(Data entries)
= = = = =
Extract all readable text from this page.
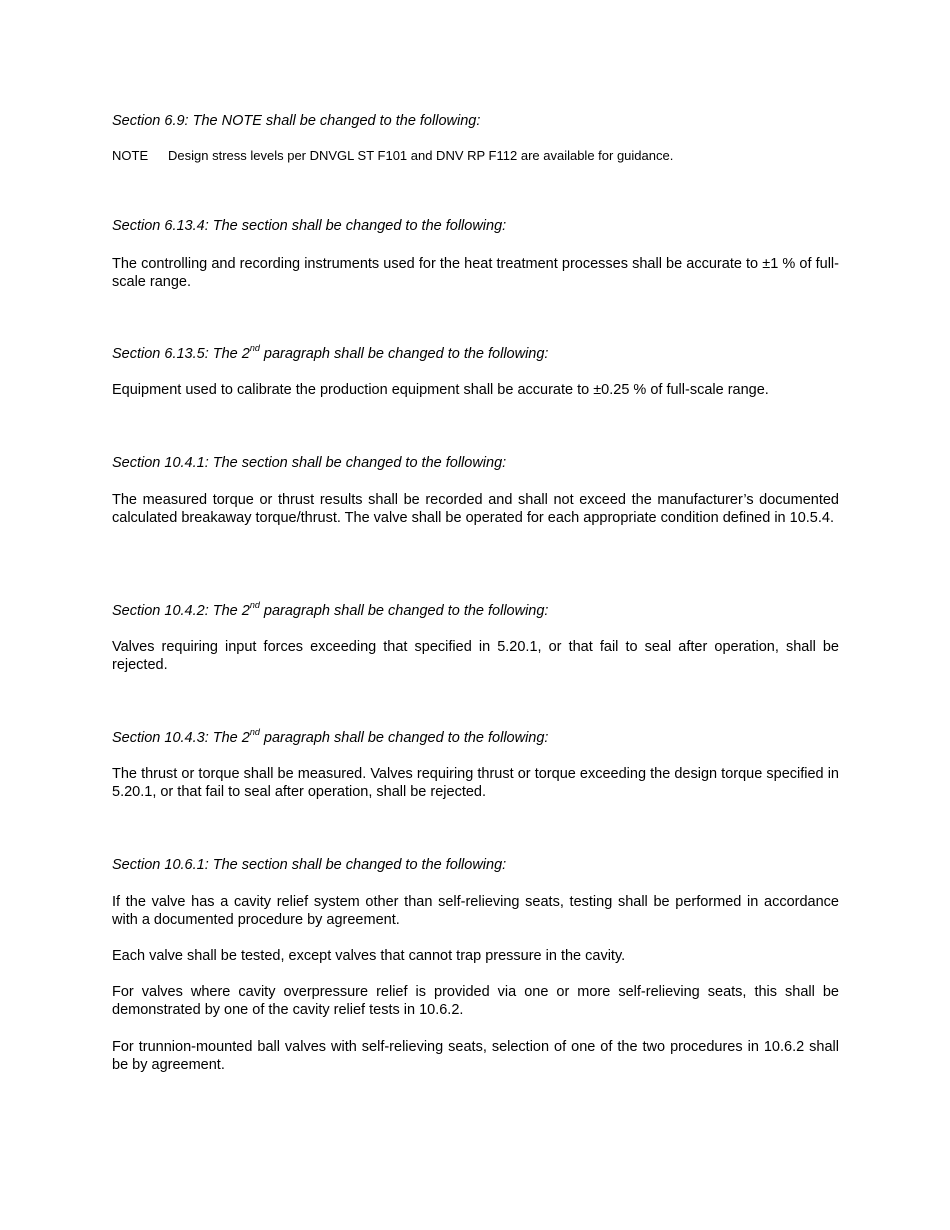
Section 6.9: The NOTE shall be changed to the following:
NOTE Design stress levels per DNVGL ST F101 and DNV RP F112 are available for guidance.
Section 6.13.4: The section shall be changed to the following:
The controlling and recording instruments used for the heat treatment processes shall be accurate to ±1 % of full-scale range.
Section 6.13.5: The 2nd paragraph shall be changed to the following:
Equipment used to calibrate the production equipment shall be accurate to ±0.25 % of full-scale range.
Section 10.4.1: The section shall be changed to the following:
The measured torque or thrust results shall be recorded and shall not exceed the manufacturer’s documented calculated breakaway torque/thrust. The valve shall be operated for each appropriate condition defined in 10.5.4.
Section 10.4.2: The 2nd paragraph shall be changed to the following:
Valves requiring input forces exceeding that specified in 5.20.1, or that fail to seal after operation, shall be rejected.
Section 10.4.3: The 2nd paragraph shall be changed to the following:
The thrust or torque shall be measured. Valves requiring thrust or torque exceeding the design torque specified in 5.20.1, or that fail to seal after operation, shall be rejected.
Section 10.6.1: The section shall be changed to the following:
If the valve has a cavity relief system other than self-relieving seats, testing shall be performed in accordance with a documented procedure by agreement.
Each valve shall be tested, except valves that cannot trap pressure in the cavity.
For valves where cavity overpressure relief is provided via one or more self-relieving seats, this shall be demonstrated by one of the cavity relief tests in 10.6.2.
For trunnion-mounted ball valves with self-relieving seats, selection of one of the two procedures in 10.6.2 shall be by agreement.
= = = = =
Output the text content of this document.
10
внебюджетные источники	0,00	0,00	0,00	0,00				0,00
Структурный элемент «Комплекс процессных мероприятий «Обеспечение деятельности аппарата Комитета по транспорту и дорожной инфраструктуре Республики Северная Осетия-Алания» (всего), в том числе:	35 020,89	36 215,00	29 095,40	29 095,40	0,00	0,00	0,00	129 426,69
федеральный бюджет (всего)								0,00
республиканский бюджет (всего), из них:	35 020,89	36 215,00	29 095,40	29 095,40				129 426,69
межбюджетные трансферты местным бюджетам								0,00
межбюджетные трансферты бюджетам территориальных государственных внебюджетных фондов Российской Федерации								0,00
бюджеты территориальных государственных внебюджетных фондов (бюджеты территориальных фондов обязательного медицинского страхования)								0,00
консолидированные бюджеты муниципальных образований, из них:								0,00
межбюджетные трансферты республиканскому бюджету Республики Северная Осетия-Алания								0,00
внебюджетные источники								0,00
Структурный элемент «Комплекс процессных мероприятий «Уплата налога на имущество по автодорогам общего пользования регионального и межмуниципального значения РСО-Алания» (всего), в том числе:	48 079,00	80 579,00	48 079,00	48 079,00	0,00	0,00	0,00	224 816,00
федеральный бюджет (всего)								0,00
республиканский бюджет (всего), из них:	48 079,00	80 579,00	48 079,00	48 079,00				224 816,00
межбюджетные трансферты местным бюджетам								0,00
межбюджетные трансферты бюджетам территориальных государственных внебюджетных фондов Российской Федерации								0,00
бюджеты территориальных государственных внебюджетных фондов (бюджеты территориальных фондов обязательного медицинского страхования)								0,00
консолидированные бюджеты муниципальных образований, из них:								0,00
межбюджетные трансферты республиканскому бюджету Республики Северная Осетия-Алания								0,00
= = = = =
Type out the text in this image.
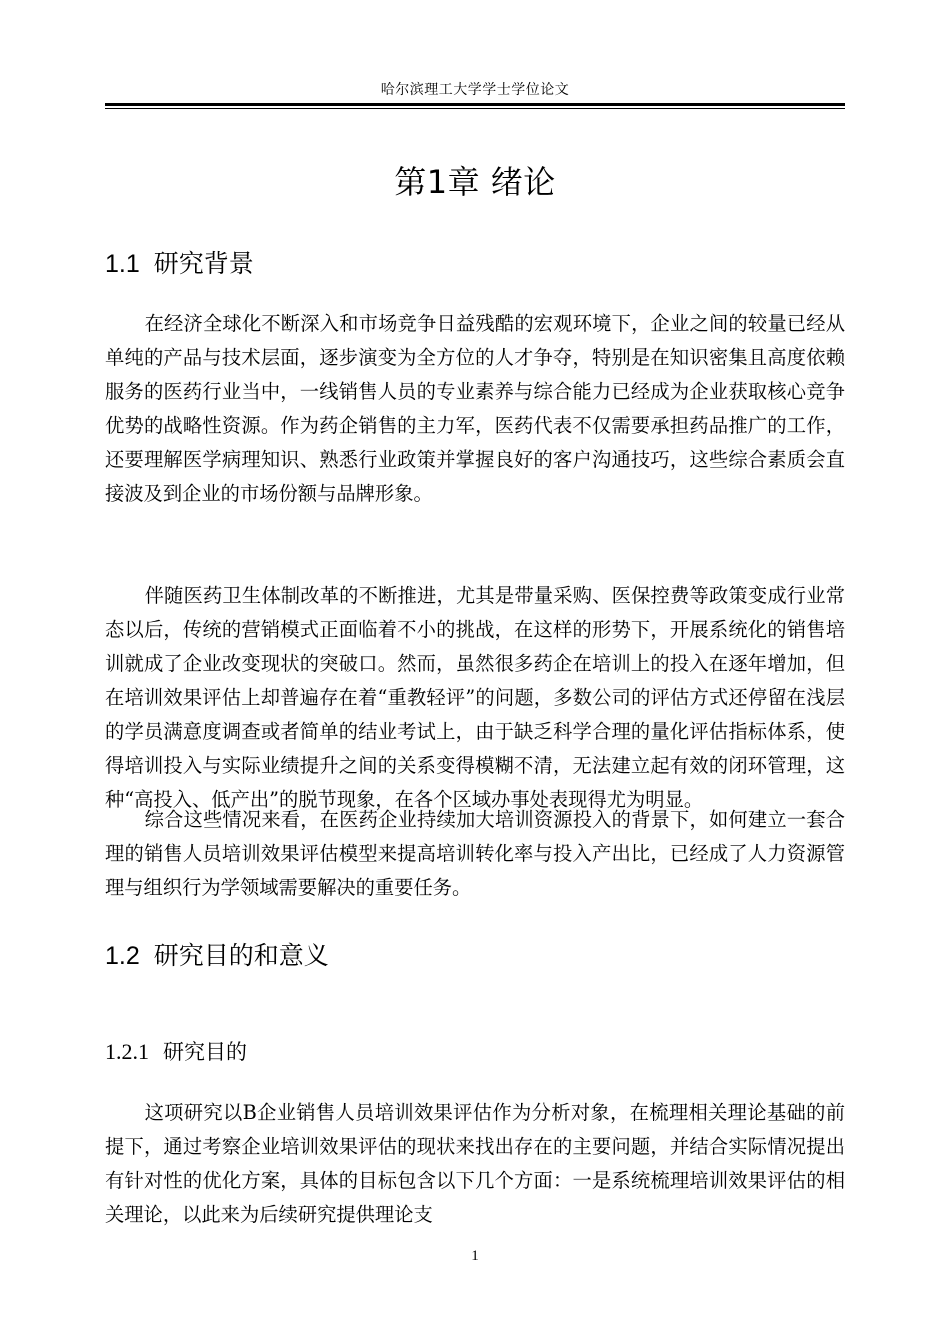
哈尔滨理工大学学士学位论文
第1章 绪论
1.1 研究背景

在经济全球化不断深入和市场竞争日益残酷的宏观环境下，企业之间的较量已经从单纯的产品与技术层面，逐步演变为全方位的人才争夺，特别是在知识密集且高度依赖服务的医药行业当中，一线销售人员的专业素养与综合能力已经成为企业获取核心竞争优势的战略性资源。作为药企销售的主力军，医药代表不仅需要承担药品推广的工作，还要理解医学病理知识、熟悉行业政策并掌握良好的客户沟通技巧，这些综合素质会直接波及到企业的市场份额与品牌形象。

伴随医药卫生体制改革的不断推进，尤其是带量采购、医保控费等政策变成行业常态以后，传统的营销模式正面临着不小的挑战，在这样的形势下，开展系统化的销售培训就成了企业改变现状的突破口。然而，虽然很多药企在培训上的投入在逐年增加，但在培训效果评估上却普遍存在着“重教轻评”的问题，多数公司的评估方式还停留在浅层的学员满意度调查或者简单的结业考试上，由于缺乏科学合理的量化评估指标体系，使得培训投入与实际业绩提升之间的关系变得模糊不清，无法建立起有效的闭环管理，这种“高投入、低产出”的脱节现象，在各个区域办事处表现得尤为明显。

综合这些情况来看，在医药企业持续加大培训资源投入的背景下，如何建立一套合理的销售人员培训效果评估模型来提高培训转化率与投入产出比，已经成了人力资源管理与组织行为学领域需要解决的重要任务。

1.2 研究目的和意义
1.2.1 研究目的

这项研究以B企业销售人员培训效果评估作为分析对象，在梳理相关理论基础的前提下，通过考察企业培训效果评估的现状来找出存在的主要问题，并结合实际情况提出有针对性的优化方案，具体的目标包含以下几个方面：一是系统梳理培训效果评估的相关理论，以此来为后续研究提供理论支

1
= = = = =
The problem:
Using the records above, find and show each line with the string "paragraph".

Reply:
Section 6.13.5: The 2nd paragraph shall be changed to the following:
Section 10.4.2: The 2nd paragraph shall be changed to the following:
Section 10.4.3: The 2nd paragraph shall be changed to the following:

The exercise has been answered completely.